- _Texte à lire_
━━━

Rapports Cameroun-France: Le MRC créé un incident diplomatique à l’Assemblée nationale

DOUALA - 02 DEC. 2014
© Prince EWAH et Ludovic AMARA | Le Messager

 

Alors que la représentation nationale s’était rassemblée dans l’hémicycle pour une plénière spéciale de soutien aux forces de sécurité et de défense contre Boko haram jeudi dernier, Lazare Souop, député du Mouvement pour la renaissance du Cameroun (Mrc) s’en est violemment pris à la France, provoquant le départ précipité du représentant de Paris de salle.

 

 

Il n’y est pas allé du dos de la cuillère, le député Souop lorsque le pupitre lui a été cédé, lors de la séance d’interventions des partis politiques représentés à l’Assemblée nationale. Alors que le staff de l’Assemblée nationale avait tout bien mitonné pour le grand show voulu par Cavaye Yéguié Djibril, le président de l’Assemblée nationale, alors que le gouvernement au complet avait fait le déplacement et que des diplomates accrédités à Yaoundé avait répondu présent, Lazare Souop est parti d’un long monologue qui a piqué au vif le Conseiller politique et presse  de l’ambassade de France à Yaoundé.

 

En effet, le député du Mouvement pour la renaissance du Cameroun (Mrc) ne voit que la France dans la crise sociopolitique et religieuse qui secoue la République Centrafricaine voisine depuis plusieurs mois. Non pas à travers sa force de maintien de la paix Sangaris, mais comme l’agent pathogène que nuit à la stabilité du pays. Une position que n’a pas goutée le représentant de la France qui a bondi de son siège de la tribune b de l’hémicycle pour joindre le dehors en signe de protestation. Joint au téléphone, le diplomate français refuse de commenter cet incident mais ne nie pas être sorti de l’hémicycle au moment où le député Lazare Souop pestait contre son pays.


Recadrage

Cependant la position du député Mrc ne semble pas non plus avoir plu à la direction du parti, qui le lui  a fait savoir au concerné. Après un recadrage en bonne et due forme, Maurice Kamto, le président du Mrc, s’est fendu d’un communiqué tout en finesse qui rappelle la position du parti sur les crises qui secoue le pays aux frontières. Le Mrc, écrit-il, « réitère son soutien indéfectible à [nos] forces de sécurité et de défense et sa solidarité aux populations des zones frontalières et aux familles éprouvées ».

━━━

- _Les données_
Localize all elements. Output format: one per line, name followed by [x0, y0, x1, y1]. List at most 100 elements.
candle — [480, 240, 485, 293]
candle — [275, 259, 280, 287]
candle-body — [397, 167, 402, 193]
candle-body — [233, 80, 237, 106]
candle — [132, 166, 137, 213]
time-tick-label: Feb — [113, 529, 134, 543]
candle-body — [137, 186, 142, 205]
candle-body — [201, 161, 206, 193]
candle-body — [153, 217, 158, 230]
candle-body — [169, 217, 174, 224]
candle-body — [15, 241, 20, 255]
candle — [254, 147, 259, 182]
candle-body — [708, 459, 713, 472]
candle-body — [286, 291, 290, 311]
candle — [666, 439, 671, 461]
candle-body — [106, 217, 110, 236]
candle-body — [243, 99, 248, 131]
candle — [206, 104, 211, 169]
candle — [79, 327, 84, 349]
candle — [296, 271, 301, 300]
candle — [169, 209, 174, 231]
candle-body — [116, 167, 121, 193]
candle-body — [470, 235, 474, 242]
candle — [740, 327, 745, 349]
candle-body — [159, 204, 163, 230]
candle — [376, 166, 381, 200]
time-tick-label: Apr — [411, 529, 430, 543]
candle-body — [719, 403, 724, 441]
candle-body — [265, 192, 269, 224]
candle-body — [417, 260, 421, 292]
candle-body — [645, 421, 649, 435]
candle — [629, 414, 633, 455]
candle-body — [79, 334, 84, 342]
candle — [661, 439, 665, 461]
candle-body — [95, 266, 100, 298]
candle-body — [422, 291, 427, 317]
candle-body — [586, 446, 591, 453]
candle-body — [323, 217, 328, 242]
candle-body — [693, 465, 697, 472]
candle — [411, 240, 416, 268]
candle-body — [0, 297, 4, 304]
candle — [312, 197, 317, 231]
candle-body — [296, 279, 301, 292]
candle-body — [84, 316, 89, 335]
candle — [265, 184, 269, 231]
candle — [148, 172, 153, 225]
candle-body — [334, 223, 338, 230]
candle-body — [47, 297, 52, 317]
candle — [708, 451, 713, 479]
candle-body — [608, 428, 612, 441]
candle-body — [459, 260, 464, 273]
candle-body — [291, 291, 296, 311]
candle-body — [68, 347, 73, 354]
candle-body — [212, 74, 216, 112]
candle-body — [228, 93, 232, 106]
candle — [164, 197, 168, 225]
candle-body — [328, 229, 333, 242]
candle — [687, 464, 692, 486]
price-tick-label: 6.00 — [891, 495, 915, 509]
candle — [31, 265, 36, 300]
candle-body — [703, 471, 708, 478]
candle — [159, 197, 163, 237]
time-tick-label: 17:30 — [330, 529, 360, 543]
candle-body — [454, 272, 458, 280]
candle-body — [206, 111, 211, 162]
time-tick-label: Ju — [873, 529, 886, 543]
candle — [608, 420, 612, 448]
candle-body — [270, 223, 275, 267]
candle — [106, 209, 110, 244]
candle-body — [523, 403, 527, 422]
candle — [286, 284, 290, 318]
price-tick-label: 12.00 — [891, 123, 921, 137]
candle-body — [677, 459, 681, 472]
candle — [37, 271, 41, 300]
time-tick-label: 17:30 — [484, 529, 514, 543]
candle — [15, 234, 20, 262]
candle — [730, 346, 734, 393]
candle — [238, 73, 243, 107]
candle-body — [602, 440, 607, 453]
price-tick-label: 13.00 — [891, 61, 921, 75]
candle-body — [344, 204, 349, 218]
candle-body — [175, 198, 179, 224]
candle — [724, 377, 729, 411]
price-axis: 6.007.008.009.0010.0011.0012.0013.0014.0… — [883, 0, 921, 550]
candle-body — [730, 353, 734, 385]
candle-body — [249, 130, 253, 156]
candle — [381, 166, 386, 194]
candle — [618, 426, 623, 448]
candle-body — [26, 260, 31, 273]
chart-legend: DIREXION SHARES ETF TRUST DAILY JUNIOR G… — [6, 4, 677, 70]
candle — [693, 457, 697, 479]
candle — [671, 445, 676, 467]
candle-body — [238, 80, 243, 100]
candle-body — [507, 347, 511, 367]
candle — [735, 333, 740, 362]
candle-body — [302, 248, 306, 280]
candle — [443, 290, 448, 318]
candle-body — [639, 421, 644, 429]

━━━

- _Tâche A_
Dans l'article sur l'incident à l'Assemblée nationale, de quel parti le député Lazare Souop est-il membre ?
- _Tâche B_
Recopiez sans rien changer le passage de l'article sur l'incident à l'Assemblée nationale qui commence par « Alors que la » et se poursuit jusqu'à « Paris de salle. ».
- _Tâche C_
Rédigez la suite de l'article sur l'incident à l'Assemblée nationale, à partir de sa dernière phrase.

- _Réponse rédigée A_
Il est membre du Mouvement pour la renaissance du Cameroun (Mrc).

- _Réponse rédigée B_
Alors que la représentation nationale s’était rassemblée dans l’hémicycle pour une plénière spéciale de soutien aux forces de sécurité et de défense contre Boko haram jeudi dernier, Lazare Souop, député du Mouvement pour la renaissance du Cameroun (Mrc) s’en est violemment pris à la France, provoquant le départ précipité du représentant de Paris de salle.

- _Réponse rédigée C_
Et comme pour ne pas s’attirer les foudres de la mère patrie, il tempère les déclarations du fougueux député  et précise, le Mrc « au-delà des rapports qu’entretient le gouvernement camerounais avec ses partenaires bilatéraux et multilatéraux, et plus particulièrement avec la République française, apprécie et encourage les efforts inlassables et multiformes qu’ils fournissent en faveur du Cameroun et des pays de la sous-région dans la lutte contre toutes les formes de terrorisme ». Sibyllin.  L’ambassade de France n’a pas officiellement réagi à cet incident et la représentation nationale n’a pas, jusqu’ici, fait cas de la prestation de l’honorable Lazare Souop. Même si d’après nos informations, de nombreuses hautes personnalités de la République, parmi lesquelles Cavaye Yéguié Djibril ont contacté à titre individuel, l’ambassade de France pour regretter « le propos » osé qui correspond en aucun cas à la vision qu’ont les dirigeants du Cameroun du rôle de la France dans le lutte contre le terrorisme au Cameroun.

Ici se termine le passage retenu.